##### Supplied material #####

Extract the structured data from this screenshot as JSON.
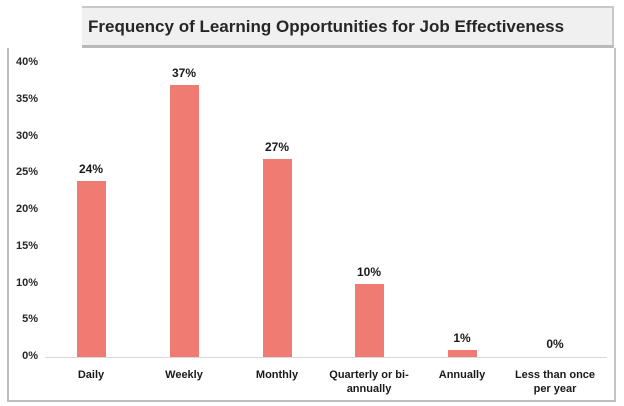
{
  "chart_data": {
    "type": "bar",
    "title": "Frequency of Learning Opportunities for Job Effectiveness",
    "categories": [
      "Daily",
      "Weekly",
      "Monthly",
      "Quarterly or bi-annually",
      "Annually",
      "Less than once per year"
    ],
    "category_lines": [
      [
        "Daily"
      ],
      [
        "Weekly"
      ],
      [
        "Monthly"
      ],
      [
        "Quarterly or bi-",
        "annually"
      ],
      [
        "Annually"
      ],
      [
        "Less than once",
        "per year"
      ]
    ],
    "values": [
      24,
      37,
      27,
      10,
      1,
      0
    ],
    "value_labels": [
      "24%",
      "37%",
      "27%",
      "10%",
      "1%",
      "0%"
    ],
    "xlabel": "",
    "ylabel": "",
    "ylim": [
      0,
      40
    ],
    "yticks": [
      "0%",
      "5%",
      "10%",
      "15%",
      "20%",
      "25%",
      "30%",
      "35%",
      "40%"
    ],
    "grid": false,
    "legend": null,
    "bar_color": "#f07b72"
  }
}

#####
##### Supplied material #####

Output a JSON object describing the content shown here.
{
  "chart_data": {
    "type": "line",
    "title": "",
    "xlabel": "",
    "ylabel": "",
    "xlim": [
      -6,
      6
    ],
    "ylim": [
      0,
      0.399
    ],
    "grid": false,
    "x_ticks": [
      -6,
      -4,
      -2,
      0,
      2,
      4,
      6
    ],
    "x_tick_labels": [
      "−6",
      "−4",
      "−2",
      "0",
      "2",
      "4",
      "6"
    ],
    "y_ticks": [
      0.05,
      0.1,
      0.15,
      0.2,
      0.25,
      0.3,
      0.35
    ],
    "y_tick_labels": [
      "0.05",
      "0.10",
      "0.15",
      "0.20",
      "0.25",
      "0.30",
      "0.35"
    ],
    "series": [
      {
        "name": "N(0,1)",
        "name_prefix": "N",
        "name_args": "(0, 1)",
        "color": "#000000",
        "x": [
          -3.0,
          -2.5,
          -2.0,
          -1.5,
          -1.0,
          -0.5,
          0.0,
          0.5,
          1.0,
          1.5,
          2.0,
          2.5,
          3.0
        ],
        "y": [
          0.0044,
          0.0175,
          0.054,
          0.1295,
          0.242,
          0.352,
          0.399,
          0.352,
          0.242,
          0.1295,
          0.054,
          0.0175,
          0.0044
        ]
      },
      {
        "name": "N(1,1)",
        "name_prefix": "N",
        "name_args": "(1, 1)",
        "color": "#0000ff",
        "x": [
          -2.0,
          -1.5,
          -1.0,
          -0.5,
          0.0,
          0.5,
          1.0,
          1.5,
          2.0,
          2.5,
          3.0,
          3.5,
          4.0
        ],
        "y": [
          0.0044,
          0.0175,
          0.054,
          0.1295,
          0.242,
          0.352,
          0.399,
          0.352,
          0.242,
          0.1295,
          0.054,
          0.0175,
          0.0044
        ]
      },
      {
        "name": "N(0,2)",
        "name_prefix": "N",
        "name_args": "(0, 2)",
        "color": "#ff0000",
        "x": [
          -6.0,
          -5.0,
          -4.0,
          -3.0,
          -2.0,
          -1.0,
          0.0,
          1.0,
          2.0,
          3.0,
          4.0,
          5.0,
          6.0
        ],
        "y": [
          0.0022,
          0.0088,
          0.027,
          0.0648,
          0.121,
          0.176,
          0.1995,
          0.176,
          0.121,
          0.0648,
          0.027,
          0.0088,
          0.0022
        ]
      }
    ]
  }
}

#####
##### Supplied material #####

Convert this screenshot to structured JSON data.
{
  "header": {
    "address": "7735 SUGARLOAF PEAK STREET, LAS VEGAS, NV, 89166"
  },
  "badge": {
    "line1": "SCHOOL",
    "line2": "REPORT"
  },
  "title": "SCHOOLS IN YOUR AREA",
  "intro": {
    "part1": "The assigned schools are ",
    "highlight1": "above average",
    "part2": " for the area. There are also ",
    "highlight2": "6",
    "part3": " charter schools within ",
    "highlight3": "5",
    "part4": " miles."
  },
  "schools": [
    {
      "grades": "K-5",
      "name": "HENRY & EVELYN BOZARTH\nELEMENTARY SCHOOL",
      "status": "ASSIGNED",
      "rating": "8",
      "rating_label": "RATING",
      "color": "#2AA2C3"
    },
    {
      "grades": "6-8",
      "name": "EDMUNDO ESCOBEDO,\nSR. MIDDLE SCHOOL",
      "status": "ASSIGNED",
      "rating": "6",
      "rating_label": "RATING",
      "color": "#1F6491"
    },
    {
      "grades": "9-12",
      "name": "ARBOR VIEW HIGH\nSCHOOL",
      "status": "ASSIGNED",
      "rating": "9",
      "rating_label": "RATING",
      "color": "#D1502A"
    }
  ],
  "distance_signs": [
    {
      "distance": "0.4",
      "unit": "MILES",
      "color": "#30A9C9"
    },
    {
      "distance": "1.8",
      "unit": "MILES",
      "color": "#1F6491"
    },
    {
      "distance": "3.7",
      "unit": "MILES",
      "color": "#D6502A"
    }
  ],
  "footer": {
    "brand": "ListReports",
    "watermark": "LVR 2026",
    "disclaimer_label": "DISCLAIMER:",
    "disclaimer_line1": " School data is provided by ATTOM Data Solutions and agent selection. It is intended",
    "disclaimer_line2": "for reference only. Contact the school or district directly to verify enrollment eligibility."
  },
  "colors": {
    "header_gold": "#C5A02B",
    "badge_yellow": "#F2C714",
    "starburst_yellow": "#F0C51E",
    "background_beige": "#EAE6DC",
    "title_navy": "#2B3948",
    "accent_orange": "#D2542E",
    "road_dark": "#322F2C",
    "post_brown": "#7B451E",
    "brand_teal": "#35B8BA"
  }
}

#####

In the listing above, count each line that holds the string "structured". Give the number only.

2